◆ TASK OBJECTIVE:
Output all records precisely as written.

◆ Stored data:

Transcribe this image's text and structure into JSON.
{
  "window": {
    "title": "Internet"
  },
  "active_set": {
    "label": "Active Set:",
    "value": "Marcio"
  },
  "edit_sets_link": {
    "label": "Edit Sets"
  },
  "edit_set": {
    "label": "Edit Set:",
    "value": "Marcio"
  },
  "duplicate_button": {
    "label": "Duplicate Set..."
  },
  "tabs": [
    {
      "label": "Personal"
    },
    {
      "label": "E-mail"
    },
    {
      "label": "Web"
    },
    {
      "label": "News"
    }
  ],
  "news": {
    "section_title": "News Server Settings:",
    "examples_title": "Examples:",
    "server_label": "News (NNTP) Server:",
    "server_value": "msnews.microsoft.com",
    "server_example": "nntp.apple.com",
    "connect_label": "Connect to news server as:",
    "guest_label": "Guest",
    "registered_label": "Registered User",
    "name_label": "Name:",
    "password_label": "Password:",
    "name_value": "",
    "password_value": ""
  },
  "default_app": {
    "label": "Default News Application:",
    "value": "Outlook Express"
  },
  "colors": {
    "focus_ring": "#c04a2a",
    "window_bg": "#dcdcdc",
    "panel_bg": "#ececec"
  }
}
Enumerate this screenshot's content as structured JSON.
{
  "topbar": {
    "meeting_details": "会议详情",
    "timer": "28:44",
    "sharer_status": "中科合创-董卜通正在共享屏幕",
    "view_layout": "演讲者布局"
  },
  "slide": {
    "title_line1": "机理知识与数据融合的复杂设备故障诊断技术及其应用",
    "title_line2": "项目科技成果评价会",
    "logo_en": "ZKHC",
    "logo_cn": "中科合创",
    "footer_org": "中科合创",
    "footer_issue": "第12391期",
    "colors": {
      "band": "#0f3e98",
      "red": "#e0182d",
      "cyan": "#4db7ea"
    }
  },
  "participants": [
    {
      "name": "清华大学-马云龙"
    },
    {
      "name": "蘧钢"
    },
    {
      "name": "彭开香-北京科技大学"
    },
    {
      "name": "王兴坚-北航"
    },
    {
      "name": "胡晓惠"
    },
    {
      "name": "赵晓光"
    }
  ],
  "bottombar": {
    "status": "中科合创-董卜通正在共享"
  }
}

◆ RESULT:
Transcribe this image's text and structure into JSON.
{
  "window": {
    "title": "Internet"
  },
  "active_set": {
    "label": "Active Set:",
    "value": "Marcio"
  },
  "edit_sets_link": {
    "label": "Edit Sets"
  },
  "edit_set": {
    "label": "Edit Set:",
    "value": "Marcio"
  },
  "duplicate_button": {
    "label": "Duplicate Set..."
  },
  "tabs": [
    {
      "label": "Personal"
    },
    {
      "label": "E-mail"
    },
    {
      "label": "Web"
    },
    {
      "label": "News"
    }
  ],
  "news": {
    "section_title": "News Server Settings:",
    "examples_title": "Examples:",
    "server_label": "News (NNTP) Server:",
    "server_value": "msnews.microsoft.com",
    "server_example": "nntp.apple.com",
    "connect_label": "Connect to news server as:",
    "guest_label": "Guest",
    "registered_label": "Registered User",
    "name_label": "Name:",
    "password_label": "Password:",
    "name_value": "",
    "password_value": ""
  },
  "default_app": {
    "label": "Default News Application:",
    "value": "Outlook Express"
  },
  "colors": {
    "focus_ring": "#c04a2a",
    "window_bg": "#dcdcdc",
    "panel_bg": "#ececec"
  }
}
Enumerate this screenshot's content as structured JSON.
{
  "topbar": {
    "meeting_details": "会议详情",
    "timer": "28:44",
    "sharer_status": "中科合创-董卜通正在共享屏幕",
    "view_layout": "演讲者布局"
  },
  "slide": {
    "title_line1": "机理知识与数据融合的复杂设备故障诊断技术及其应用",
    "title_line2": "项目科技成果评价会",
    "logo_en": "ZKHC",
    "logo_cn": "中科合创",
    "footer_org": "中科合创",
    "footer_issue": "第12391期",
    "colors": {
      "band": "#0f3e98",
      "red": "#e0182d",
      "cyan": "#4db7ea"
    }
  },
  "participants": [
    {
      "name": "清华大学-马云龙"
    },
    {
      "name": "蘧钢"
    },
    {
      "name": "彭开香-北京科技大学"
    },
    {
      "name": "王兴坚-北航"
    },
    {
      "name": "胡晓惠"
    },
    {
      "name": "赵晓光"
    }
  ],
  "bottombar": {
    "status": "中科合创-董卜通正在共享"
  }
}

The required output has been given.